* _Your instructions_: Starting with the first line of the items and going on through the line that contains "- fungi-treatment-text: Cutting", copy out every line without changing anything.

* _Recorded data_:

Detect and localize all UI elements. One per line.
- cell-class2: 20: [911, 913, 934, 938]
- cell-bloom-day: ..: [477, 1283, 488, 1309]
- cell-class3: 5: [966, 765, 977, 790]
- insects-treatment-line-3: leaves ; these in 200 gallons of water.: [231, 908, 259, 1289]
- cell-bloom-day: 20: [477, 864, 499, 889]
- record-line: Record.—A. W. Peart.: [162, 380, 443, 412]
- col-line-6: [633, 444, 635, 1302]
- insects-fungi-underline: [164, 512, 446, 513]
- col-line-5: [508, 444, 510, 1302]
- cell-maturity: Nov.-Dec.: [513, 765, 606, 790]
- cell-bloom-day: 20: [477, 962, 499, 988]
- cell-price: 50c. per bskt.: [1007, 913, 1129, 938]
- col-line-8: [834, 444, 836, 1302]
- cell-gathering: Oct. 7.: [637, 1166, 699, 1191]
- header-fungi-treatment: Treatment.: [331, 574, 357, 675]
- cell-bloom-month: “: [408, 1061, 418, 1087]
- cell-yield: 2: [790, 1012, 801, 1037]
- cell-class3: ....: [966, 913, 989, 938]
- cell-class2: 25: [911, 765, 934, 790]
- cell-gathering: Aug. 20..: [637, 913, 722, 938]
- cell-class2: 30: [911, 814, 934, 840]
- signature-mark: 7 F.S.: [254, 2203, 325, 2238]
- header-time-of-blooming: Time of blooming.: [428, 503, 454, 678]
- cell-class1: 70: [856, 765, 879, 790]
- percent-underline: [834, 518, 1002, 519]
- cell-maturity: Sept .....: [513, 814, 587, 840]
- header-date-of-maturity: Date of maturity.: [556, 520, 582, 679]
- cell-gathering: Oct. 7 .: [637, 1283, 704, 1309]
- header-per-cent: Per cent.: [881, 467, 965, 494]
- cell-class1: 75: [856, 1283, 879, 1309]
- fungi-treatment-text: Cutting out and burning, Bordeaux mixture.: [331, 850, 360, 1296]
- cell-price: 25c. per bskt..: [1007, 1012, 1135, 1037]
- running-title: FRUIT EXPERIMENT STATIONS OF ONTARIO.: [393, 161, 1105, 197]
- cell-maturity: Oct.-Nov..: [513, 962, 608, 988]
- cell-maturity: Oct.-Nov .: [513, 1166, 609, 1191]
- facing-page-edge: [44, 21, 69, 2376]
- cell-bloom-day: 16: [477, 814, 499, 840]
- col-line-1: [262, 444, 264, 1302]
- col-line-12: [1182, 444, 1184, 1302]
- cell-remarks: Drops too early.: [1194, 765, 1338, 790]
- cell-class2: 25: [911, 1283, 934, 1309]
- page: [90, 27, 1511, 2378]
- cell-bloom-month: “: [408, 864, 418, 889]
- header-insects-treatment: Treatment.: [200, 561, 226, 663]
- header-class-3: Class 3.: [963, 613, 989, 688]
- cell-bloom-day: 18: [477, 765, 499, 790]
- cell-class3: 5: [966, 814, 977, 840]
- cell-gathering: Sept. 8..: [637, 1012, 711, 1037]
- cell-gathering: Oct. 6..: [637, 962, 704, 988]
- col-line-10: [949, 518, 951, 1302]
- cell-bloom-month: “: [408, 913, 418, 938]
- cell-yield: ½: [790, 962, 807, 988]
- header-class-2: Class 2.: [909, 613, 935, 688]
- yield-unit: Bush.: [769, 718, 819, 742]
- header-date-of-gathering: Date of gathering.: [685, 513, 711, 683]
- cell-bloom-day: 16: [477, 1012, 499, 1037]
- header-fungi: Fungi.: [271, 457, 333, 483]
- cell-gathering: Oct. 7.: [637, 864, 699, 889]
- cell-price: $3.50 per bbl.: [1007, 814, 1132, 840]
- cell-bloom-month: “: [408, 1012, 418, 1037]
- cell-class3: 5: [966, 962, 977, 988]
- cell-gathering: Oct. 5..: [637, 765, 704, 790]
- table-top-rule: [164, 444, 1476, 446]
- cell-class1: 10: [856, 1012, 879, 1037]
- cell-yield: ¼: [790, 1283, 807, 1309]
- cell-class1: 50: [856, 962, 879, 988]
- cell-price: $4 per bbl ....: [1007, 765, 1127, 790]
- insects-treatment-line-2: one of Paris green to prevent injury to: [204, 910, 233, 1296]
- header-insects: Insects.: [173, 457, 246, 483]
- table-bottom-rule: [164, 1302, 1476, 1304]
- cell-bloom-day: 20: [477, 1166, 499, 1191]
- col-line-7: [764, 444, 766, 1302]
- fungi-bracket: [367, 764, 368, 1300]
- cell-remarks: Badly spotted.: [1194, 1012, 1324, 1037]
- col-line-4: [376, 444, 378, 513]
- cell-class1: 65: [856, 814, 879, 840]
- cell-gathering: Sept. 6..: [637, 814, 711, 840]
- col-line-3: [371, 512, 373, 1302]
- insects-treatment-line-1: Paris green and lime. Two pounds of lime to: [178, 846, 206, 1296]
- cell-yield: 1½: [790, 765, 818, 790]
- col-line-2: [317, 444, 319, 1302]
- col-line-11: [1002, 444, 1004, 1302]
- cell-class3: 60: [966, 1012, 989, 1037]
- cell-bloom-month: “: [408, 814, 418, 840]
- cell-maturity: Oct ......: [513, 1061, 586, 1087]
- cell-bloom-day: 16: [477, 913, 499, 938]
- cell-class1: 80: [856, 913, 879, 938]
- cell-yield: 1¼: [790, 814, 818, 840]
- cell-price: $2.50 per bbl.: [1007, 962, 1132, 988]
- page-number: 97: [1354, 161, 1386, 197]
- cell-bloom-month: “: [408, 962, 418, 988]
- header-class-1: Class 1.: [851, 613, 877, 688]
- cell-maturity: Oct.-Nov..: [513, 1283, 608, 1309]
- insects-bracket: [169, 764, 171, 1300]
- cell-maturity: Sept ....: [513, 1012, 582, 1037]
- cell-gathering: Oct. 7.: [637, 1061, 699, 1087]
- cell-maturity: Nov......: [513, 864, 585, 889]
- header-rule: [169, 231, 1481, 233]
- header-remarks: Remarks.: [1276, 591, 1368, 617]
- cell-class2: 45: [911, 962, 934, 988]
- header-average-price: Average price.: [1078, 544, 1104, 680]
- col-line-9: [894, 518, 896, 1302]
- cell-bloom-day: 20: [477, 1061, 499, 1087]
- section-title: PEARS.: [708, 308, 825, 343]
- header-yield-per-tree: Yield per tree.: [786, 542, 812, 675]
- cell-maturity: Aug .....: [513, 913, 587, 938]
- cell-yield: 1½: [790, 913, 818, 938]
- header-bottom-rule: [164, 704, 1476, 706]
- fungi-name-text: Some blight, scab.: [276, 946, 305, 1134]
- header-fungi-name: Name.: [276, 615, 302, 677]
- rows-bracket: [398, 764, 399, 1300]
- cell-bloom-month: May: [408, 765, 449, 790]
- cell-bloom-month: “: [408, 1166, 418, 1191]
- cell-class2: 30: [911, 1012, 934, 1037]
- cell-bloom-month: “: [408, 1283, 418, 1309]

* _Answer for the task_:
Detect and localize all UI elements. One per line.
- cell-class2: 20: [911, 913, 934, 938]
- cell-bloom-day: ..: [477, 1283, 488, 1309]
- cell-class3: 5: [966, 765, 977, 790]
- insects-treatment-line-3: leaves ; these in 200 gallons of water.: [231, 908, 259, 1289]
- cell-bloom-day: 20: [477, 864, 499, 889]
- record-line: Record.—A. W. Peart.: [162, 380, 443, 412]
- col-line-6: [633, 444, 635, 1302]
- insects-fungi-underline: [164, 512, 446, 513]
- col-line-5: [508, 444, 510, 1302]
- cell-maturity: Nov.-Dec.: [513, 765, 606, 790]
- cell-bloom-day: 20: [477, 962, 499, 988]
- cell-price: 50c. per bskt.: [1007, 913, 1129, 938]
- col-line-8: [834, 444, 836, 1302]
- cell-gathering: Oct. 7.: [637, 1166, 699, 1191]
- header-fungi-treatment: Treatment.: [331, 574, 357, 675]
- cell-bloom-month: “: [408, 1061, 418, 1087]
- cell-yield: 2: [790, 1012, 801, 1037]
- cell-class3: ....: [966, 913, 989, 938]
- cell-class2: 25: [911, 765, 934, 790]
- cell-gathering: Aug. 20..: [637, 913, 722, 938]
- cell-class2: 30: [911, 814, 934, 840]
- signature-mark: 7 F.S.: [254, 2203, 325, 2238]
- header-time-of-blooming: Time of blooming.: [428, 503, 454, 678]
- cell-class1: 70: [856, 765, 879, 790]
- percent-underline: [834, 518, 1002, 519]
- cell-maturity: Sept .....: [513, 814, 587, 840]
- header-date-of-maturity: Date of maturity.: [556, 520, 582, 679]
- cell-gathering: Oct. 7 .: [637, 1283, 704, 1309]
- header-per-cent: Per cent.: [881, 467, 965, 494]
- cell-class1: 75: [856, 1283, 879, 1309]
- fungi-treatment-text: Cutting out and burning, Bordeaux mixture.: [331, 850, 360, 1296]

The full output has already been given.